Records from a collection
★ ★ ★ ★ ★

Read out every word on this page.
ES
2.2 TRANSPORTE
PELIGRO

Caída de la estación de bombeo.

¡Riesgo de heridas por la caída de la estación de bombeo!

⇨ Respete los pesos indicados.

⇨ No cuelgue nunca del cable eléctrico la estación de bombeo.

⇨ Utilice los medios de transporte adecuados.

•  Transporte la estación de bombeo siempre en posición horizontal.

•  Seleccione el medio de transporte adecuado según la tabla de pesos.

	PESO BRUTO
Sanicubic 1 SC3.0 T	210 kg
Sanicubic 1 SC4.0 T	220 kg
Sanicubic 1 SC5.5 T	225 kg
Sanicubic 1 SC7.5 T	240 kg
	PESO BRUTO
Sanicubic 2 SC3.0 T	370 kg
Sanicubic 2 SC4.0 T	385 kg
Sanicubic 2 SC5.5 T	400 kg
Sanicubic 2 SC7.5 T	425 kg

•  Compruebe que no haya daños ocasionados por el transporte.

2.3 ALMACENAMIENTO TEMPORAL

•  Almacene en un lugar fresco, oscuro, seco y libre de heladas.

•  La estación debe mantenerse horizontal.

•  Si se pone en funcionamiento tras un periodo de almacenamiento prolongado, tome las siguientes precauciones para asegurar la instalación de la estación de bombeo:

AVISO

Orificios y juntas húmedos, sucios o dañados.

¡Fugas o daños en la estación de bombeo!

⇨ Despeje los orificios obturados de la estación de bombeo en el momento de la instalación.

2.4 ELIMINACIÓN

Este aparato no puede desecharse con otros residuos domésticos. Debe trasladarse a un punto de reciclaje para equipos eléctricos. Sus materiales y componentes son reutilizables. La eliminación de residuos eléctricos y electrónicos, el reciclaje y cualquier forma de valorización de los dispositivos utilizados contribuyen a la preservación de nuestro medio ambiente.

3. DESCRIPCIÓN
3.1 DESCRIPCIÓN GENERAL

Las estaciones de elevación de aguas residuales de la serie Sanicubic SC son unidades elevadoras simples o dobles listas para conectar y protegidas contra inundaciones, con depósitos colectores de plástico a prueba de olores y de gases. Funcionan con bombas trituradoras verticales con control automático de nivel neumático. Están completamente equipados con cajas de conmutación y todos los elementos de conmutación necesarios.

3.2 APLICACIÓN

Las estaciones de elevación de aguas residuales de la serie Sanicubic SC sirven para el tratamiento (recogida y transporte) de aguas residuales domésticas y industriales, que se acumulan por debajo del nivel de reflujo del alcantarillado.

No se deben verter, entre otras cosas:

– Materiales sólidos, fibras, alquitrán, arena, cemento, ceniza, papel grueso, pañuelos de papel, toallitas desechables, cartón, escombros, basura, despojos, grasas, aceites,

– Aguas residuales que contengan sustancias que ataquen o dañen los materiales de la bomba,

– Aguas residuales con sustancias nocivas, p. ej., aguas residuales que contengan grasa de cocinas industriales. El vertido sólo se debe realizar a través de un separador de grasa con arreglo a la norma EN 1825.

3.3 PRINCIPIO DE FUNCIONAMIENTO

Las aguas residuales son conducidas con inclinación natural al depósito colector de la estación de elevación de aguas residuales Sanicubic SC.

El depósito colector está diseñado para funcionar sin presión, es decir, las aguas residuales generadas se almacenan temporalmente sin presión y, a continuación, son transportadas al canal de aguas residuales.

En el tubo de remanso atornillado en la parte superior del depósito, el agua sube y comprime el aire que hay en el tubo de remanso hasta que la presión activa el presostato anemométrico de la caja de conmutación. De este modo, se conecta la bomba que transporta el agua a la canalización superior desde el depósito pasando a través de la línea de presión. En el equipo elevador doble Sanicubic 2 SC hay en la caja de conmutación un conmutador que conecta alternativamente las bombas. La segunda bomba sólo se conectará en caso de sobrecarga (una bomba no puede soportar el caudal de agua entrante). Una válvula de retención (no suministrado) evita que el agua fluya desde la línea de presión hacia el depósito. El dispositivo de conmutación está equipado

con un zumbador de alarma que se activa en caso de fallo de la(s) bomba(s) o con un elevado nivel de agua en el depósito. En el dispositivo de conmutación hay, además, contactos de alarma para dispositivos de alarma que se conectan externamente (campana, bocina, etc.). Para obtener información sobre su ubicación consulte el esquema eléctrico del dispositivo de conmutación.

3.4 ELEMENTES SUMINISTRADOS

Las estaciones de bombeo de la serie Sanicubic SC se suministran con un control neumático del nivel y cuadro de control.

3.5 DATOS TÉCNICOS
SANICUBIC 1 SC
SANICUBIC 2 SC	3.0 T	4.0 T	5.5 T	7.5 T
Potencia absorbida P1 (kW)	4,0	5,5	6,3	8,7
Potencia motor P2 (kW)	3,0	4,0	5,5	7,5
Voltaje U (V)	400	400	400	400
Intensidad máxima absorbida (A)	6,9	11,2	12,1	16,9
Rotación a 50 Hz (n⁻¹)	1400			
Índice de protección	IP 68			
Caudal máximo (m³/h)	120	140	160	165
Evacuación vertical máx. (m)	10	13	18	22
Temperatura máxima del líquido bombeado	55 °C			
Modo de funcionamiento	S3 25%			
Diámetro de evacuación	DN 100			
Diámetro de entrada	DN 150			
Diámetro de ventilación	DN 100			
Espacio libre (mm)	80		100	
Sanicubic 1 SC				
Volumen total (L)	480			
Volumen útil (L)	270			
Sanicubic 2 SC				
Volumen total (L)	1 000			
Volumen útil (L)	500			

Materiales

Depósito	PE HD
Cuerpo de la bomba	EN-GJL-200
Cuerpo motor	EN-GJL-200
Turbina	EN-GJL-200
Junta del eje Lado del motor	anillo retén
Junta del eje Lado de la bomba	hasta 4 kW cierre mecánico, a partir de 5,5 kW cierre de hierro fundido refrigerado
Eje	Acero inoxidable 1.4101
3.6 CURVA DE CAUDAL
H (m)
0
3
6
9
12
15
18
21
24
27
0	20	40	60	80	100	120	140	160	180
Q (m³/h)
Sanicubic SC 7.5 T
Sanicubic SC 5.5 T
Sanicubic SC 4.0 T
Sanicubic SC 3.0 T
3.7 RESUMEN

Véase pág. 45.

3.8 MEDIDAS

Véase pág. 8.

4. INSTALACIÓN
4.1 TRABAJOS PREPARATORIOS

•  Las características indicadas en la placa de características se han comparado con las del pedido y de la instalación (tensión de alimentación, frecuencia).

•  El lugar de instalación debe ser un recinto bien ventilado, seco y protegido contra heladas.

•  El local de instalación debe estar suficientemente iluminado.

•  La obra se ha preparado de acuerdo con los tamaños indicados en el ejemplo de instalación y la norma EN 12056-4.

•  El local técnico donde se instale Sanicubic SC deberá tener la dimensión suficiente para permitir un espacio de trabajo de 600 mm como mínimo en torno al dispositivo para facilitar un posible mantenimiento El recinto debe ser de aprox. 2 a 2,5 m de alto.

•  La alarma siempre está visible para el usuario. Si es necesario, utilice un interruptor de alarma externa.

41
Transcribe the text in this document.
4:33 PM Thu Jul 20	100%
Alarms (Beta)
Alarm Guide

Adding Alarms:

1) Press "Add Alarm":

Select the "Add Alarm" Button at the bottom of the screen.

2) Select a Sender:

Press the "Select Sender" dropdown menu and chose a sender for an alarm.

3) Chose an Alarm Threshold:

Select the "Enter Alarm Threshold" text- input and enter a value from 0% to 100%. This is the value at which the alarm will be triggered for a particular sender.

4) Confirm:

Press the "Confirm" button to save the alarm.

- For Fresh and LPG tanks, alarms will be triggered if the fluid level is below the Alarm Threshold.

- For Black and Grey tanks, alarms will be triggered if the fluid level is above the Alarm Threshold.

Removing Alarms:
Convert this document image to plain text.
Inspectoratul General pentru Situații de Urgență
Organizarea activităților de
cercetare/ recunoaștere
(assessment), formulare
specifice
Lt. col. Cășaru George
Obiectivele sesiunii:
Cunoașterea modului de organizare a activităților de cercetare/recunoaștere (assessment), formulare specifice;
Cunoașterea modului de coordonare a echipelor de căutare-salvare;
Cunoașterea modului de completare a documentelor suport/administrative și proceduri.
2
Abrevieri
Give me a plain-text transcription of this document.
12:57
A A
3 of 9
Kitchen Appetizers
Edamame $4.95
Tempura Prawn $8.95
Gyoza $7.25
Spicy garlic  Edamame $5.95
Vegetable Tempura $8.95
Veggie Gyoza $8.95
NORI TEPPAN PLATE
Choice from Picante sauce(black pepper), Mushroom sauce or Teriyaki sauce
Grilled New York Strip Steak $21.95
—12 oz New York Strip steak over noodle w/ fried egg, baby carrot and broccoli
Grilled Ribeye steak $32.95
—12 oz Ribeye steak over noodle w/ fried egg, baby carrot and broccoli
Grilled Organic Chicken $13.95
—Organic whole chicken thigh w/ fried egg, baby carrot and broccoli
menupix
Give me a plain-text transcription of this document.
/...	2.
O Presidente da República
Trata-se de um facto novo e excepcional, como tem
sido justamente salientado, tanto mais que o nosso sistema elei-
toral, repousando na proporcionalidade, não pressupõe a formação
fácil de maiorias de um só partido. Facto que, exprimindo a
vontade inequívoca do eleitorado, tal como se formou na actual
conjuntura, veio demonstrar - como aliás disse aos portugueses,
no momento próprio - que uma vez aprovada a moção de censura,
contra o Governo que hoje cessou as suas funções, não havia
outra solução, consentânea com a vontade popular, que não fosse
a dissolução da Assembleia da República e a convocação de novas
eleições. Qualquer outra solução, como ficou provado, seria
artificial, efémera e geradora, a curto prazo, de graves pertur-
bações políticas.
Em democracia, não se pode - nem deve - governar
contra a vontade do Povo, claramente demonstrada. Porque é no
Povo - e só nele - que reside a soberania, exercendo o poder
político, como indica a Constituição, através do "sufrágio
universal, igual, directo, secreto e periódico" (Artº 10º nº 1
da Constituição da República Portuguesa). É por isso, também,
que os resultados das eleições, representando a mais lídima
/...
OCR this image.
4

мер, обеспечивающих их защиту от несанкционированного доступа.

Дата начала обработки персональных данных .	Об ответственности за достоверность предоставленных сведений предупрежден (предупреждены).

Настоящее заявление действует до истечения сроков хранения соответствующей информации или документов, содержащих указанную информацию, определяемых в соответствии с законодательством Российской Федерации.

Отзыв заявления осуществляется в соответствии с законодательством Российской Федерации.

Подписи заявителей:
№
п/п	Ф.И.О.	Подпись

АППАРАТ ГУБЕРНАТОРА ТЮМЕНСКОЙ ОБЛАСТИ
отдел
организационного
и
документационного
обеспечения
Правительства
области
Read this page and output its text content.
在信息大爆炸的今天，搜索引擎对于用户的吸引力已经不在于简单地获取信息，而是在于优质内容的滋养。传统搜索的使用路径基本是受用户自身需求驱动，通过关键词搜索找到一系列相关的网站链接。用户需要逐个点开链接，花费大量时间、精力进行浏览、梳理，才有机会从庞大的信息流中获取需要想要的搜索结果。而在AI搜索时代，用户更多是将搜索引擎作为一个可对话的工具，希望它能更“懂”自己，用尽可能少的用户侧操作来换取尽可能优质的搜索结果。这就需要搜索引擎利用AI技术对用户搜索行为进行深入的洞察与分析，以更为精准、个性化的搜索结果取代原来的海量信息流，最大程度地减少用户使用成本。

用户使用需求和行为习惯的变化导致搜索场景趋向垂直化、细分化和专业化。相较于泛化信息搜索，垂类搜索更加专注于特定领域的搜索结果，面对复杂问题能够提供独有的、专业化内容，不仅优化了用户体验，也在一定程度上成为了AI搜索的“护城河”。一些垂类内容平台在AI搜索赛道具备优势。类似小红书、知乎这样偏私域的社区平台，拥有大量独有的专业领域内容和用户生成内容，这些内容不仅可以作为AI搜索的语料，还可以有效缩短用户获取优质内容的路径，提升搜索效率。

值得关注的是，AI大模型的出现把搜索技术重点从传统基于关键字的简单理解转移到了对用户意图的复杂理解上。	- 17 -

★ ★ ★ ★ ★

OBJECTIVE: Search the data for the string "Российской" and copy each line where it appears.

REPLY TO THE EXERCISE:
Настоящее заявление действует до истечения сроков хранения соответствующей информации или документов, содержащих указанную информацию, определяемых в соответствии с законодательством Российской Федерации.
Отзыв заявления осуществляется в соответствии с законодательством Российской Федерации.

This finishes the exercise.